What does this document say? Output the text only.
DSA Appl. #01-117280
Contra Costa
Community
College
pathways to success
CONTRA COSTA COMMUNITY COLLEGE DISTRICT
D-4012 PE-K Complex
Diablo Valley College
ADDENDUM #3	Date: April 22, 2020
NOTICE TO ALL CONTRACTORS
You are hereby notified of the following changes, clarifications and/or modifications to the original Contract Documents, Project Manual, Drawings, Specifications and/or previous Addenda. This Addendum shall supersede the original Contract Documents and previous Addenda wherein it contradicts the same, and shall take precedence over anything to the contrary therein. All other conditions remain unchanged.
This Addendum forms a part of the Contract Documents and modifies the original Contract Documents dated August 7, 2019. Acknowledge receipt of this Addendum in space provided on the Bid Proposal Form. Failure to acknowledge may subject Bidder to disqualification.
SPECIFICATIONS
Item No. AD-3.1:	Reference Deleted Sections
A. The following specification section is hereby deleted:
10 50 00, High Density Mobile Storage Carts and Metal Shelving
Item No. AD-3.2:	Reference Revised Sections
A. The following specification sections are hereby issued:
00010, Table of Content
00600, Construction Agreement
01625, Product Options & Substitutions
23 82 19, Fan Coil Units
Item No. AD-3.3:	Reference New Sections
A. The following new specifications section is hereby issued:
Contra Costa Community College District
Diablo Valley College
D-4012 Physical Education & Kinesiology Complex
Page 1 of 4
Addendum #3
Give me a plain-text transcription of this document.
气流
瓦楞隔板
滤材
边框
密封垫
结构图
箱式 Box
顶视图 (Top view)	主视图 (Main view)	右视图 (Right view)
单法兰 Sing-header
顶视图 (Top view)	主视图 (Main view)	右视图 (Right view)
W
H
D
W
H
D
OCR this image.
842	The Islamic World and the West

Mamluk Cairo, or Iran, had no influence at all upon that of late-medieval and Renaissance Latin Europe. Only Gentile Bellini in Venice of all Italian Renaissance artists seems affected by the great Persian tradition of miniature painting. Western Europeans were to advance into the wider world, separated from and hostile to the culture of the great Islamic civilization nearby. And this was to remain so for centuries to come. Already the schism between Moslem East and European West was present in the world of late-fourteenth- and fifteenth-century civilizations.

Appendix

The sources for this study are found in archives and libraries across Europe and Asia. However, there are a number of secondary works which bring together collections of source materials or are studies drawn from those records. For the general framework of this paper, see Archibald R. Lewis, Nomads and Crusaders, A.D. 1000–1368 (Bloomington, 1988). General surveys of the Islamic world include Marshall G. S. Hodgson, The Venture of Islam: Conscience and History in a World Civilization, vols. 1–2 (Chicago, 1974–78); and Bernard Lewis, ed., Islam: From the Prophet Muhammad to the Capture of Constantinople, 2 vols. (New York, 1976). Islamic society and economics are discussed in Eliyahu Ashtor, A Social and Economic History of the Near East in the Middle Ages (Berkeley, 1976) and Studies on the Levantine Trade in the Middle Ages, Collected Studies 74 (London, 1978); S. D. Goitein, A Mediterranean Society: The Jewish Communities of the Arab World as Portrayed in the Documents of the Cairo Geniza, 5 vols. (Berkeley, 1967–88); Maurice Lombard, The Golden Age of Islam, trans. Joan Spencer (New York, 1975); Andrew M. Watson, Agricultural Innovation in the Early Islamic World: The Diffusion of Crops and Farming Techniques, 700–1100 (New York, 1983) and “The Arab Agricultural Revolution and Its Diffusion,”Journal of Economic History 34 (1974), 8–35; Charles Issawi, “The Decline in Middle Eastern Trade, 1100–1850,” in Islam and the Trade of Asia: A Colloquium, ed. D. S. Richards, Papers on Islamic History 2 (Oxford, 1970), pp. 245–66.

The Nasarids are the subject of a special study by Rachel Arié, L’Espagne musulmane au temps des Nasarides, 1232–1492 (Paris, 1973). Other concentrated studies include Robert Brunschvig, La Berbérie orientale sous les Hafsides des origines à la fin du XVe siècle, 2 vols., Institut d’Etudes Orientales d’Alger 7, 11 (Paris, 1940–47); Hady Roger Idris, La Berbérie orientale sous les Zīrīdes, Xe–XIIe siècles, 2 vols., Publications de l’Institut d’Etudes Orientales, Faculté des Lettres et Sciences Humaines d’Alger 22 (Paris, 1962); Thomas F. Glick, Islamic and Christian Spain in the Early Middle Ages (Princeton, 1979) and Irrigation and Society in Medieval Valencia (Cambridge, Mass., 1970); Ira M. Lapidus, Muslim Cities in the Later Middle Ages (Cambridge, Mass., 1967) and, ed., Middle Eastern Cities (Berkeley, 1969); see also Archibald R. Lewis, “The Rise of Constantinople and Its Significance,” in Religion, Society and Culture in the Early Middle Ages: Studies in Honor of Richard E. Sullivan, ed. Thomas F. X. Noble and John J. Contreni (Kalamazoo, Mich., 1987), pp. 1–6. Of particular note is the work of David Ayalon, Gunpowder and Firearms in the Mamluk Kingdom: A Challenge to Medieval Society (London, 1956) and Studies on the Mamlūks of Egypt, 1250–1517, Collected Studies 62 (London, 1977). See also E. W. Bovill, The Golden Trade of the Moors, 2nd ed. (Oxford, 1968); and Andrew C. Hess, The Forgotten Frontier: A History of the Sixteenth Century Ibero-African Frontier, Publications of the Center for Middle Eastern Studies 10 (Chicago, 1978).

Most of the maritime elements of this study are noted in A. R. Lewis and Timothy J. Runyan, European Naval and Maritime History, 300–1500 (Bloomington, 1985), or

___

* **Problem description**
Of the lines in the listing, how many hold the word "text"? Nothing but the number is needed.

* **Exercise answer**
2